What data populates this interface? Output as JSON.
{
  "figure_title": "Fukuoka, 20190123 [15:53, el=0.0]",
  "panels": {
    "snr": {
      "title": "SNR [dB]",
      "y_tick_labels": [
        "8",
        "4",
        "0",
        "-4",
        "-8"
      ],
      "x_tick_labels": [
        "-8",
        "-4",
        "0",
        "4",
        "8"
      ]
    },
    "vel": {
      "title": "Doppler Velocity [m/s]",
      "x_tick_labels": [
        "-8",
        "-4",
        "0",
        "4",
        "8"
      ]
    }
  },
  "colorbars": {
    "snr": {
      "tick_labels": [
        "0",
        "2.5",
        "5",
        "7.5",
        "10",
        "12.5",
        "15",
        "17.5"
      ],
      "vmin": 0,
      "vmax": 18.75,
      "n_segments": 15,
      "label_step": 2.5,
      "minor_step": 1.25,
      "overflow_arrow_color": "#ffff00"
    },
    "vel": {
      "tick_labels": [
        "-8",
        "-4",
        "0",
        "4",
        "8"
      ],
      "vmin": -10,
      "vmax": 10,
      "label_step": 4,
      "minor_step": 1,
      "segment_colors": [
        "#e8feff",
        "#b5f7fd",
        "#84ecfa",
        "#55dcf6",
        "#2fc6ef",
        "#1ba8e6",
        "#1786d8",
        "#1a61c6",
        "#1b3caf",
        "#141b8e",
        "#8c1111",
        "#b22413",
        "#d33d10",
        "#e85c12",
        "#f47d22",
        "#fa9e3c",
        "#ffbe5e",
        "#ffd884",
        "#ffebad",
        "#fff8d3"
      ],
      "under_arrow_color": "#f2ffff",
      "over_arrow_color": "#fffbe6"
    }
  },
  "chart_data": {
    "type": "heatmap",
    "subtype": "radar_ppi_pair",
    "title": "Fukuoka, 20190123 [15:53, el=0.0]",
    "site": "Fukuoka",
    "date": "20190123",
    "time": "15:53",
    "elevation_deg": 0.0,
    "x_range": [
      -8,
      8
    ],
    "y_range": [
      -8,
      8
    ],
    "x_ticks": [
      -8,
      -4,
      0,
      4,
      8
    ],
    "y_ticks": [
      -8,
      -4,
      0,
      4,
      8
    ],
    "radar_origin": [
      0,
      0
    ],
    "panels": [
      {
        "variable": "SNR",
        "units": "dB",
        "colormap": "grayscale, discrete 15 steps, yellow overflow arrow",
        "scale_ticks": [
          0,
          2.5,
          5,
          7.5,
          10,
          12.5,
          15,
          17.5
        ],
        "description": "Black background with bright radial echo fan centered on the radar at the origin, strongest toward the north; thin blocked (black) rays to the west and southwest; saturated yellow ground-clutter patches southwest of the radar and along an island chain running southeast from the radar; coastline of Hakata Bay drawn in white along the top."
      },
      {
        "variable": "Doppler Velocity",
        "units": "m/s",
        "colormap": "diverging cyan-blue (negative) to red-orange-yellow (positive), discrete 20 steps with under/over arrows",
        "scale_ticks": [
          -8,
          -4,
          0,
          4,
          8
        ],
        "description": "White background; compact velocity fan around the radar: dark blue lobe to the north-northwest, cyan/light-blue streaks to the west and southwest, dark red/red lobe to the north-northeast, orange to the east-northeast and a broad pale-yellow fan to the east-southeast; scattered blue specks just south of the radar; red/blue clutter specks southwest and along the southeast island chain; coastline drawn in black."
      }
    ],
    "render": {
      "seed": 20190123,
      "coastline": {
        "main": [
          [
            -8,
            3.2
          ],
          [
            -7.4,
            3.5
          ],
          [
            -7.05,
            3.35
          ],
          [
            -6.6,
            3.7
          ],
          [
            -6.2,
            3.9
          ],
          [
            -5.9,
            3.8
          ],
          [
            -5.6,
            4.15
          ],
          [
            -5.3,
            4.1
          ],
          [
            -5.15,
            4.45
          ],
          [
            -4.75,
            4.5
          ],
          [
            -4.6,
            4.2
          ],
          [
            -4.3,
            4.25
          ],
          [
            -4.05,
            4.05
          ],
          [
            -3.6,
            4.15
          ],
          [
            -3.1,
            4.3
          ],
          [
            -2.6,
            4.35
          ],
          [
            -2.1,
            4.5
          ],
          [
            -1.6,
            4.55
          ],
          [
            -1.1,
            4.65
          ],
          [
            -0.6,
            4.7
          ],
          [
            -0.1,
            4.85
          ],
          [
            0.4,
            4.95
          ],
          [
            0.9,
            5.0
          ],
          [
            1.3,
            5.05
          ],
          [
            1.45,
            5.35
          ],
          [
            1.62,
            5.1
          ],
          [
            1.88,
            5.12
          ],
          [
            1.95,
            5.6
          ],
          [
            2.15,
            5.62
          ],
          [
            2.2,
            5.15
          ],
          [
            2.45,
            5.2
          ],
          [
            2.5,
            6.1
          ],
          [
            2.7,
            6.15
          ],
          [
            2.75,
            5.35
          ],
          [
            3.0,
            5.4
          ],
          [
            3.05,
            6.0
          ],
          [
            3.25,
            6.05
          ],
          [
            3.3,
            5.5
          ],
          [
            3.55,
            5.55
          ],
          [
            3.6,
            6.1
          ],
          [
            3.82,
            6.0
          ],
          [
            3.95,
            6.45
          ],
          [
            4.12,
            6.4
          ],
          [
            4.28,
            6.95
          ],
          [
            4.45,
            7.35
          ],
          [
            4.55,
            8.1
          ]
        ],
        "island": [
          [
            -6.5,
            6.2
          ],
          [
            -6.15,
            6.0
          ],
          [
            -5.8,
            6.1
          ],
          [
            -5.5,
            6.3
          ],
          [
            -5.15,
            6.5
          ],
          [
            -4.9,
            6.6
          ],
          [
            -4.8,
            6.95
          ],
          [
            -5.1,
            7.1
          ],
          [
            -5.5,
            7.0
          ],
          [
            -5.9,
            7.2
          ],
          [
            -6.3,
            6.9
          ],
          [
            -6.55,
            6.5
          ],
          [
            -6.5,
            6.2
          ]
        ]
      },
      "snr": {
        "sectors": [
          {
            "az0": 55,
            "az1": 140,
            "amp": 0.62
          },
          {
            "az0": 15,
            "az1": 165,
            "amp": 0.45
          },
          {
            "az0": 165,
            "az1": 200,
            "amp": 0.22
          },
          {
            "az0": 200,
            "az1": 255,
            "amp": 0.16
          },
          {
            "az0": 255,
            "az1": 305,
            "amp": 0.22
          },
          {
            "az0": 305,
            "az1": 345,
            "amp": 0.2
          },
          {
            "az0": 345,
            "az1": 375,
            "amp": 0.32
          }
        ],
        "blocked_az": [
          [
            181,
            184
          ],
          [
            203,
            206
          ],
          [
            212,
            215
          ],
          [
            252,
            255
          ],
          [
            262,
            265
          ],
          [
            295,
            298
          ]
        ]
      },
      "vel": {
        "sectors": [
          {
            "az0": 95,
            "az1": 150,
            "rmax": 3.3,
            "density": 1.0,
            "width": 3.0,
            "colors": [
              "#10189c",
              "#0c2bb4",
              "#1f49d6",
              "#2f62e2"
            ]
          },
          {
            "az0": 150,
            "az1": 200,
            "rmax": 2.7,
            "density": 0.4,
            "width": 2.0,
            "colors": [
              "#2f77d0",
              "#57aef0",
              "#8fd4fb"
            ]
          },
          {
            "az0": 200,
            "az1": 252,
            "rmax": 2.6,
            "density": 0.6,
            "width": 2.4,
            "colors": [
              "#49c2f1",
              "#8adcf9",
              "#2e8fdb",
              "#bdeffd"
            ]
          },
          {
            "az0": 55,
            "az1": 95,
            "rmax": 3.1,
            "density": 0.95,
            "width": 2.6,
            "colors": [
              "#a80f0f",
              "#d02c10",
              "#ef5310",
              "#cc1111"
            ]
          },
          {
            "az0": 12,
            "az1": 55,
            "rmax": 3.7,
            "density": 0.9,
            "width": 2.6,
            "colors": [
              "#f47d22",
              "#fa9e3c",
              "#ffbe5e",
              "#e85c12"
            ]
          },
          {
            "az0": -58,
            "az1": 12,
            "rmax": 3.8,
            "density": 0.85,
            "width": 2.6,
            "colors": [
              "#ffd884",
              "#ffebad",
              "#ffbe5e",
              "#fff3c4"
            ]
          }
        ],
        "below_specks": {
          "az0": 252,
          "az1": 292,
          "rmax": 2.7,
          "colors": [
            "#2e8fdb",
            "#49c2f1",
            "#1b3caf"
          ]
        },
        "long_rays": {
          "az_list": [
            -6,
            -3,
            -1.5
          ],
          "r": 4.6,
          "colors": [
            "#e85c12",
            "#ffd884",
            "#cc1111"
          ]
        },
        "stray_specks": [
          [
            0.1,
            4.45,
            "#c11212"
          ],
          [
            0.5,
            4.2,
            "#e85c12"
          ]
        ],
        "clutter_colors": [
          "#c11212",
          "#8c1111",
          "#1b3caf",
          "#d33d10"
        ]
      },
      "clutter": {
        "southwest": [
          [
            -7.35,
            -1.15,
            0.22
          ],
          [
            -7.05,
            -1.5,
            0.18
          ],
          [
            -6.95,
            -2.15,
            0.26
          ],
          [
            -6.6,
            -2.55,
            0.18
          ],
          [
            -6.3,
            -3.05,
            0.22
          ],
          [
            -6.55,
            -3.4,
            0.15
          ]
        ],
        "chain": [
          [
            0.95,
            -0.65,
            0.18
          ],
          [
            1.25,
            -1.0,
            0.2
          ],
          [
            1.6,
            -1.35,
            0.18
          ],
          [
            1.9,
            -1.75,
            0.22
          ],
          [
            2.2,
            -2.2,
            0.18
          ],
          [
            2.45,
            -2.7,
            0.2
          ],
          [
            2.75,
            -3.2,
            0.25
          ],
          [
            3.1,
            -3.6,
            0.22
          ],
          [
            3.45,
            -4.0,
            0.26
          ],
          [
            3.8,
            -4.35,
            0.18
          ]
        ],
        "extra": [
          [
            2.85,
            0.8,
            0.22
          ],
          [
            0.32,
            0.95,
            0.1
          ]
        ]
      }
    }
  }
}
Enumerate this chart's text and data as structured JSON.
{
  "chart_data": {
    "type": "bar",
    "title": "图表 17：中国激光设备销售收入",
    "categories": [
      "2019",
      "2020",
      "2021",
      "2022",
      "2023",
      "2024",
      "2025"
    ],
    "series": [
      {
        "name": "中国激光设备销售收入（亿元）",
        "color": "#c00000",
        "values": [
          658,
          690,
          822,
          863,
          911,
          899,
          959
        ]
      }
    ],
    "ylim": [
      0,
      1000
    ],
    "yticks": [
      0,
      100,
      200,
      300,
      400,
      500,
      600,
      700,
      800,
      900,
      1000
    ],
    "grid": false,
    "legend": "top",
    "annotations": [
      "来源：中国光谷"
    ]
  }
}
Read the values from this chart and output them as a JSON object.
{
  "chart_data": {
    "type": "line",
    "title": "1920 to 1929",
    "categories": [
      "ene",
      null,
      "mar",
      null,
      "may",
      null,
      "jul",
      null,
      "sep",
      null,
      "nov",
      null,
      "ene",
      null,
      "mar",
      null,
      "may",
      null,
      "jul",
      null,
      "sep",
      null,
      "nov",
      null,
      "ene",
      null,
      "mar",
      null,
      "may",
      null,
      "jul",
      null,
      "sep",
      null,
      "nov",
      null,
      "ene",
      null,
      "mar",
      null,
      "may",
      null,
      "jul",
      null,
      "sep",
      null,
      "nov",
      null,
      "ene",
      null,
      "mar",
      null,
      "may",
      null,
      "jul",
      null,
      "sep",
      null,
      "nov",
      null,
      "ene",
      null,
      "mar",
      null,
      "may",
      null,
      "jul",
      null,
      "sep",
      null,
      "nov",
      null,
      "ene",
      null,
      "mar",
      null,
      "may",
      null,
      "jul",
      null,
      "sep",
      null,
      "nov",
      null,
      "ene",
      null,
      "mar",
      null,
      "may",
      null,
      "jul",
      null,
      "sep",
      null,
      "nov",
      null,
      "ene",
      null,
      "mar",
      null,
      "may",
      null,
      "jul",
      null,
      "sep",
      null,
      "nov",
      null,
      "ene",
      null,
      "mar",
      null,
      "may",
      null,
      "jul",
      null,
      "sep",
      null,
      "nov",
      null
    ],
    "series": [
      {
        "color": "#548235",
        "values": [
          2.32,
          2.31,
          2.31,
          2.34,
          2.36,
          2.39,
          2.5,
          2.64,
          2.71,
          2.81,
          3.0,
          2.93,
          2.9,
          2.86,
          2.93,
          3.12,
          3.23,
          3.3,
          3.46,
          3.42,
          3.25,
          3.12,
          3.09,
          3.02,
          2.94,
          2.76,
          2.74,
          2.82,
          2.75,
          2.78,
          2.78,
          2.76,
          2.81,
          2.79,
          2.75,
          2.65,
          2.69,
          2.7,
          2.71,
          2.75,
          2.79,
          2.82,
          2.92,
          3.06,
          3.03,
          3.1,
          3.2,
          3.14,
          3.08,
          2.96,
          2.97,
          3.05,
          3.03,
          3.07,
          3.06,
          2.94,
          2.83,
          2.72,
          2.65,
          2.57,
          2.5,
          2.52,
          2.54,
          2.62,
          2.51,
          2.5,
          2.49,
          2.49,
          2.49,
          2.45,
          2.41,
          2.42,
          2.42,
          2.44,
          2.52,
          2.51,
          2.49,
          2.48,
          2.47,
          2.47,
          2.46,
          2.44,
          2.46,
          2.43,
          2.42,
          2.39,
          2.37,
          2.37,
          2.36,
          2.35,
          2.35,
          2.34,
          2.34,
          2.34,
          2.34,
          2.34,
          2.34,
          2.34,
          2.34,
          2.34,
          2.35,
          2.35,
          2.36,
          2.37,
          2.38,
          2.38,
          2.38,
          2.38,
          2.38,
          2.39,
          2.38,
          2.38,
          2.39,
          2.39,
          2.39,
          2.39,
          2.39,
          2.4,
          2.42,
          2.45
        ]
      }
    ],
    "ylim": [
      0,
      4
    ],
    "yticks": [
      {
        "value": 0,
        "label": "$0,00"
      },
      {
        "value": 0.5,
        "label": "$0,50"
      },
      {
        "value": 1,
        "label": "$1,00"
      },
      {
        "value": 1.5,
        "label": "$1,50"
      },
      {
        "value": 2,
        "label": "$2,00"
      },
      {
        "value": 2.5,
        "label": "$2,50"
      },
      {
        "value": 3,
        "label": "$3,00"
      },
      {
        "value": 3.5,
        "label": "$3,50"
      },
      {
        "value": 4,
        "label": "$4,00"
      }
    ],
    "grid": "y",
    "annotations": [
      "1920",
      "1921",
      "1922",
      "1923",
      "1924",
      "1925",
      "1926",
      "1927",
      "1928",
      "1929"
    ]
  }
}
------------
*WHAT THE EXERCISE ASKS:*
Among the lines above, count those containing the word "from" and give nothing but the result.

*OUTPUT OF THE TASK:*
2